— What the task asks —
The records below are to be repeated in full, exactly as they are.

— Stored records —
----------------
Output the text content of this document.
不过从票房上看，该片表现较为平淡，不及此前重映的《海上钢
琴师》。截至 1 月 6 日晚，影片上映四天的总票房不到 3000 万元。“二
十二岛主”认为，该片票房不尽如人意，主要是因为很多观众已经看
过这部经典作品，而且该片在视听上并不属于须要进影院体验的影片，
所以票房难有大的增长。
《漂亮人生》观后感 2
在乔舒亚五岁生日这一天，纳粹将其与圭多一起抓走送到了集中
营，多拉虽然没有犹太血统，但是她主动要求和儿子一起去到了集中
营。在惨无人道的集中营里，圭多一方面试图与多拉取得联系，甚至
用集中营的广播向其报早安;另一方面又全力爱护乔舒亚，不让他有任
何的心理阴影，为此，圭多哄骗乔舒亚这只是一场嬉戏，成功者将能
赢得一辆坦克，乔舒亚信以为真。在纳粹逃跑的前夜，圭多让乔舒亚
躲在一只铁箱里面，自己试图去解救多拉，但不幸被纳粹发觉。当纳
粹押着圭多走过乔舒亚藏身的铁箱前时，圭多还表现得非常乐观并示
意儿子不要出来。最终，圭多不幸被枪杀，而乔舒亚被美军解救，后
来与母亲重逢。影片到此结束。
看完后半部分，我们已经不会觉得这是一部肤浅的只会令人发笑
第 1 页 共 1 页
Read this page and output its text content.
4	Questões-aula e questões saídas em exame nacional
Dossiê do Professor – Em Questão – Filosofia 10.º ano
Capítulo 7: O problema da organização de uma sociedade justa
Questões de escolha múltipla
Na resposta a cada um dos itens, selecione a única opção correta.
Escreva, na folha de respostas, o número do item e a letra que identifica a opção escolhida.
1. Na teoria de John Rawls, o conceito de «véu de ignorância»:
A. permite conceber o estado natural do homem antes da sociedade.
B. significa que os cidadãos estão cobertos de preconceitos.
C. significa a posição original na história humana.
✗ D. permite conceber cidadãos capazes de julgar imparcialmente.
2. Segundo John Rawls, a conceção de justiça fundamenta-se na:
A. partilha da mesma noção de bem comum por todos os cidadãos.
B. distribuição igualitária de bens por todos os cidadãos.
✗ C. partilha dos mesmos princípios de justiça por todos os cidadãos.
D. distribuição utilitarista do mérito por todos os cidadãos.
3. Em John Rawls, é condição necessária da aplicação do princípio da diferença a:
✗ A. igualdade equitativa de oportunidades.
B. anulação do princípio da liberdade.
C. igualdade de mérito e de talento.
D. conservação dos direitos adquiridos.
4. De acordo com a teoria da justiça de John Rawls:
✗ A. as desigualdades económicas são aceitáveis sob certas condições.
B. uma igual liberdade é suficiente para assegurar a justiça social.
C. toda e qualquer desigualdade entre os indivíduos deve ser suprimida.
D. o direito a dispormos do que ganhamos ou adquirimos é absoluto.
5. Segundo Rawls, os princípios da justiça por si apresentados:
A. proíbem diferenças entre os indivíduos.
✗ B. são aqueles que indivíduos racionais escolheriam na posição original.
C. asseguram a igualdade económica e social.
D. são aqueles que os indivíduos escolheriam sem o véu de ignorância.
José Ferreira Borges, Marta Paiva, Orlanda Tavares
----------------
— Complete answer —
Output the text content of this document.
不过从票房上看，该片表现较为平淡，不及此前重映的《海上钢
琴师》。截至 1 月 6 日晚，影片上映四天的总票房不到 3000 万元。“二
十二岛主”认为，该片票房不尽如人意，主要是因为很多观众已经看
过这部经典作品，而且该片在视听上并不属于须要进影院体验的影片，
所以票房难有大的增长。
《漂亮人生》观后感 2
在乔舒亚五岁生日这一天，纳粹将其与圭多一起抓走送到了集中
营，多拉虽然没有犹太血统，但是她主动要求和儿子一起去到了集中
营。在惨无人道的集中营里，圭多一方面试图与多拉取得联系，甚至
用集中营的广播向其报早安;另一方面又全力爱护乔舒亚，不让他有任
何的心理阴影，为此，圭多哄骗乔舒亚这只是一场嬉戏，成功者将能
赢得一辆坦克，乔舒亚信以为真。在纳粹逃跑的前夜，圭多让乔舒亚
躲在一只铁箱里面，自己试图去解救多拉，但不幸被纳粹发觉。当纳
粹押着圭多走过乔舒亚藏身的铁箱前时，圭多还表现得非常乐观并示
意儿子不要出来。最终，圭多不幸被枪杀，而乔舒亚被美军解救，后
来与母亲重逢。影片到此结束。
看完后半部分，我们已经不会觉得这是一部肤浅的只会令人发笑
第 1 页 共 1 页
Read this page and output its text content.
4	Questões-aula e questões saídas em exame nacional
Dossiê do Professor – Em Questão – Filosofia 10.º ano
Capítulo 7: O problema da organização de uma sociedade justa
Questões de escolha múltipla
Na resposta a cada um dos itens, selecione a única opção correta.
Escreva, na folha de respostas, o número do item e a letra que identifica a opção escolhida.
1. Na teoria de John Rawls, o conceito de «véu de ignorância»:
A. permite conceber o estado natural do homem antes da sociedade.
B. significa que os cidadãos estão cobertos de preconceitos.
C. significa a posição original na história humana.
✗ D. permite conceber cidadãos capazes de julgar imparcialmente.
2. Segundo John Rawls, a conceção de justiça fundamenta-se na:
A. partilha da mesma noção de bem comum por todos os cidadãos.
B. distribuição igualitária de bens por todos os cidadãos.
✗ C. partilha dos mesmos princípios de justiça por todos os cidadãos.
D. distribuição utilitarista do mérito por todos os cidadãos.
3. Em John Rawls, é condição necessária da aplicação do princípio da diferença a:
✗ A. igualdade equitativa de oportunidades.
B. anulação do princípio da liberdade.
C. igualdade de mérito e de talento.
D. conservação dos direitos adquiridos.
4. De acordo com a teoria da justiça de John Rawls:
✗ A. as desigualdades económicas são aceitáveis sob certas condições.
B. uma igual liberdade é suficiente para assegurar a justiça social.
C. toda e qualquer desigualdade entre os indivíduos deve ser suprimida.
D. o direito a dispormos do que ganhamos ou adquirimos é absoluto.
5. Segundo Rawls, os princípios da justiça por si apresentados:
A. proíbem diferenças entre os indivíduos.
✗ B. são aqueles que indivíduos racionais escolheriam na posição original.
C. asseguram a igualdade económica e social.
D. são aqueles que os indivíduos escolheriam sem o véu de ignorância.
José Ferreira Borges, Marta Paiva, Orlanda Tavares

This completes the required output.